Items from a figure collection:
□ □ □ □

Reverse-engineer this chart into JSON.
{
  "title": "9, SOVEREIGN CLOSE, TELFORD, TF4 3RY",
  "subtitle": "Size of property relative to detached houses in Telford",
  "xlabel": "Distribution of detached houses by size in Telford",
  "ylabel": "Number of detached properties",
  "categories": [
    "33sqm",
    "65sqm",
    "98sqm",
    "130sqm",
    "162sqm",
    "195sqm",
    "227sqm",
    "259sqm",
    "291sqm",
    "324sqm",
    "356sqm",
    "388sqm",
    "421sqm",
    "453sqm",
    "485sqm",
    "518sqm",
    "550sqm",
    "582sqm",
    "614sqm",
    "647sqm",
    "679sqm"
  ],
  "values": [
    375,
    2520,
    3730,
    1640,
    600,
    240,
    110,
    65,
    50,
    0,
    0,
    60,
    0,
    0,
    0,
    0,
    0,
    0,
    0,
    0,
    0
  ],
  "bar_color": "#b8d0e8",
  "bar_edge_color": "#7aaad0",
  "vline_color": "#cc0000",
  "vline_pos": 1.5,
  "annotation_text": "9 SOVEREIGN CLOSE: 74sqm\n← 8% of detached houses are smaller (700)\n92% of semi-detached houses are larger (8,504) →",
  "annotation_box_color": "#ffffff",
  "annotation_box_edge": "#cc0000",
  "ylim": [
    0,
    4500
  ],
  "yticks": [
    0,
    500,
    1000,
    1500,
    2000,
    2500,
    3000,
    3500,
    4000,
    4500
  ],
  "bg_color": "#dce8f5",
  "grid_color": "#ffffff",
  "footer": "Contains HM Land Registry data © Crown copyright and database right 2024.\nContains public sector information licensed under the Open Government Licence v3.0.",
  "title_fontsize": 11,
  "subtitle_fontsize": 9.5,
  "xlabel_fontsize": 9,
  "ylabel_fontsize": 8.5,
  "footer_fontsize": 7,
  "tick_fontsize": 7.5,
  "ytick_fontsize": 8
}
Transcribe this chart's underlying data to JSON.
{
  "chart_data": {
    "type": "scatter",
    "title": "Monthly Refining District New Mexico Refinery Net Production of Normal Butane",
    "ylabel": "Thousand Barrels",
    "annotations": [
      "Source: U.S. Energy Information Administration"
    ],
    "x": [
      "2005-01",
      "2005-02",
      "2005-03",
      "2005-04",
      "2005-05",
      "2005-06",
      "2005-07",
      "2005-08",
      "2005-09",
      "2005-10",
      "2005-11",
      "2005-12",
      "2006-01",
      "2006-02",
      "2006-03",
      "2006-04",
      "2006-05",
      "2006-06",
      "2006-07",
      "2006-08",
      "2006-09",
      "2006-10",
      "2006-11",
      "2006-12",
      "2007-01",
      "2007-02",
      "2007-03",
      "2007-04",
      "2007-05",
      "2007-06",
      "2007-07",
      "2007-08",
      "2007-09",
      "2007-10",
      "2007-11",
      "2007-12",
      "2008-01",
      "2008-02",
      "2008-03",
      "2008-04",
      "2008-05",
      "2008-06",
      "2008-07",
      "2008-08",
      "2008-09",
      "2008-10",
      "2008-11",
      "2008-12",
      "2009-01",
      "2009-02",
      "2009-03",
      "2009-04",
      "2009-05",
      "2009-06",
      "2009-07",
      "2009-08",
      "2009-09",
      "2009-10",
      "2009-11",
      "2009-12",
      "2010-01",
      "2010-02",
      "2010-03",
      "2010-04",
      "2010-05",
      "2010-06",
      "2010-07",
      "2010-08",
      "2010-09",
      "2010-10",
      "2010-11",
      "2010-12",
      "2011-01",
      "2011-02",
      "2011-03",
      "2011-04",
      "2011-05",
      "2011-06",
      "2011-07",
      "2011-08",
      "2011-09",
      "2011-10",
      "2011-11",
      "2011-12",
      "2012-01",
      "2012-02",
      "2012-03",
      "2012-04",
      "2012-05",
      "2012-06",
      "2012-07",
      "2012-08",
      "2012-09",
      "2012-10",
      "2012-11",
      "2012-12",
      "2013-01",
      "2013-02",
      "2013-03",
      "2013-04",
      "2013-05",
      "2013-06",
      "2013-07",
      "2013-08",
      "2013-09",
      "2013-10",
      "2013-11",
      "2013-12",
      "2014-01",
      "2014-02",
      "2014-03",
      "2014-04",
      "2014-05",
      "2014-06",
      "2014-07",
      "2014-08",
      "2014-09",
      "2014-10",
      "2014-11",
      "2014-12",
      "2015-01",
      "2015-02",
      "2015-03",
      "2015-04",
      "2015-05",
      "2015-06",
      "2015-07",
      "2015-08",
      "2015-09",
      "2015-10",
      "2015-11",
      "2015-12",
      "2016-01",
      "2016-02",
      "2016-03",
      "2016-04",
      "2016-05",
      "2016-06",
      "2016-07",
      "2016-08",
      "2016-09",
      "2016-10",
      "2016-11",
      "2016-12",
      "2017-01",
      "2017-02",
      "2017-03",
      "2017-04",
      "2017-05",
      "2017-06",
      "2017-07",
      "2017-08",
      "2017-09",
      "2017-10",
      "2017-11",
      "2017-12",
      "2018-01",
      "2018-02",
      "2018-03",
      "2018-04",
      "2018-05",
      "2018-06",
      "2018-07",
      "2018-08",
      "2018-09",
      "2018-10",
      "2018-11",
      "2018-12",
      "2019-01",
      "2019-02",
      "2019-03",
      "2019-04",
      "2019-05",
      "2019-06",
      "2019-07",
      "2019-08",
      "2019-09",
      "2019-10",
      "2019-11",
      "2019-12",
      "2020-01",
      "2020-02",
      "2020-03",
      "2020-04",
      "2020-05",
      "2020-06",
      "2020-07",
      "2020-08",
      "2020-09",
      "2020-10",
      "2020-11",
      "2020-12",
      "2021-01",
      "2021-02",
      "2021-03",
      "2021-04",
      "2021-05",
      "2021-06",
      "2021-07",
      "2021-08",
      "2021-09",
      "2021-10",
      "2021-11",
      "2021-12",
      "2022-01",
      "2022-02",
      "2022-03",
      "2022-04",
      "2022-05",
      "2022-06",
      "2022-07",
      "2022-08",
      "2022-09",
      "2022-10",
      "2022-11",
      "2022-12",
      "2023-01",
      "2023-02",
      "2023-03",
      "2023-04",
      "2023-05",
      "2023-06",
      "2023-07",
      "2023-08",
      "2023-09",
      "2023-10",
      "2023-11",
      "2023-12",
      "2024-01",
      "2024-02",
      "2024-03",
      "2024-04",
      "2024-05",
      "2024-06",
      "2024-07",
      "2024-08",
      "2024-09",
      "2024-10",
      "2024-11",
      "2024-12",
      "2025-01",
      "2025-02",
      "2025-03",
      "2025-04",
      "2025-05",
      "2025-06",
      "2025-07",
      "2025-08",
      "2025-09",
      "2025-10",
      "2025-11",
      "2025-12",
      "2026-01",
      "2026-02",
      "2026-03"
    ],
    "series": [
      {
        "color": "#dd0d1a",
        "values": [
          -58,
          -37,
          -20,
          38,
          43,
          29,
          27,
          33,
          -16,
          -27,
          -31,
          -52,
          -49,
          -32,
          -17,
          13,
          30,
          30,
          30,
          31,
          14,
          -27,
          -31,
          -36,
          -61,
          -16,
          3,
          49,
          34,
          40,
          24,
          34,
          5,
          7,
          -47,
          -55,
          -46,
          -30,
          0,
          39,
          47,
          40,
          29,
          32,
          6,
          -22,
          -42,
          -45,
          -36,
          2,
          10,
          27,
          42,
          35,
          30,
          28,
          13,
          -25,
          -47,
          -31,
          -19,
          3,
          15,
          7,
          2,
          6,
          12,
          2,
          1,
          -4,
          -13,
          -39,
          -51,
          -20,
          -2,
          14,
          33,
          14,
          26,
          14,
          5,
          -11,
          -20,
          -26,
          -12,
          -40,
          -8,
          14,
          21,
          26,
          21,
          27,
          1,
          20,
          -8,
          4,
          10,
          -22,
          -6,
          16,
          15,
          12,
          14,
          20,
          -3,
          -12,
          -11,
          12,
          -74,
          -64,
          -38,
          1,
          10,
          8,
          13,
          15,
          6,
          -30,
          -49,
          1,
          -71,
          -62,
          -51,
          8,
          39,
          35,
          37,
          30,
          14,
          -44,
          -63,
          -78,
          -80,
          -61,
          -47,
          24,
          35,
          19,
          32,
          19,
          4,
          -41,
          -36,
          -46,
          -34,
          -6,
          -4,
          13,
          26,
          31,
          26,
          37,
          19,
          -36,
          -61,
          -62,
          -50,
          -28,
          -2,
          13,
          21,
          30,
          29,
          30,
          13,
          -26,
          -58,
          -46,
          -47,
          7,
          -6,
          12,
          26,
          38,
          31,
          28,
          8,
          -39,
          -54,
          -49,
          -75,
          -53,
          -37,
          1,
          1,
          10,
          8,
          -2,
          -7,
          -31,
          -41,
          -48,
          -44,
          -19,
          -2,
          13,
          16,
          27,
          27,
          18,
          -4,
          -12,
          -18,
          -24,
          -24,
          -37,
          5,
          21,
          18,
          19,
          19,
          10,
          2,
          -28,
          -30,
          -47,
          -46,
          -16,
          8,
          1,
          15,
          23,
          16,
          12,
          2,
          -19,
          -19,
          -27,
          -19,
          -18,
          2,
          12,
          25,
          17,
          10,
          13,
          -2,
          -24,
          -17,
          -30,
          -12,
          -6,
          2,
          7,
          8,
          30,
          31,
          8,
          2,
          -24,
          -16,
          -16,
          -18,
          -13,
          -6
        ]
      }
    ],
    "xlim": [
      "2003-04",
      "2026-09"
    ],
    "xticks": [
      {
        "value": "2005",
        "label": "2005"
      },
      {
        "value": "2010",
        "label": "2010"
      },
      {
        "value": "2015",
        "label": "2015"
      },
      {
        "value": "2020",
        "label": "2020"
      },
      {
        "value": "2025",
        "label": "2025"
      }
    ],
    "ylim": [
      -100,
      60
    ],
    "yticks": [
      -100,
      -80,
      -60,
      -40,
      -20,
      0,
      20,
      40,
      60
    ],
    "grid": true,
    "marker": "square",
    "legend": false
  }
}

□ □ □ □

* What the task asks
Above are the records. Copy every line in them holding "houses".

* Expected answer
  "subtitle": "Size of property relative to detached houses in Telford",
  "xlabel": "Distribution of detached houses by size in Telford",
  "annotation_text": "9 SOVEREIGN CLOSE: 74sqm\n← 8% of detached houses are smaller (700)\n92% of semi-detached houses are larger (8,504) →",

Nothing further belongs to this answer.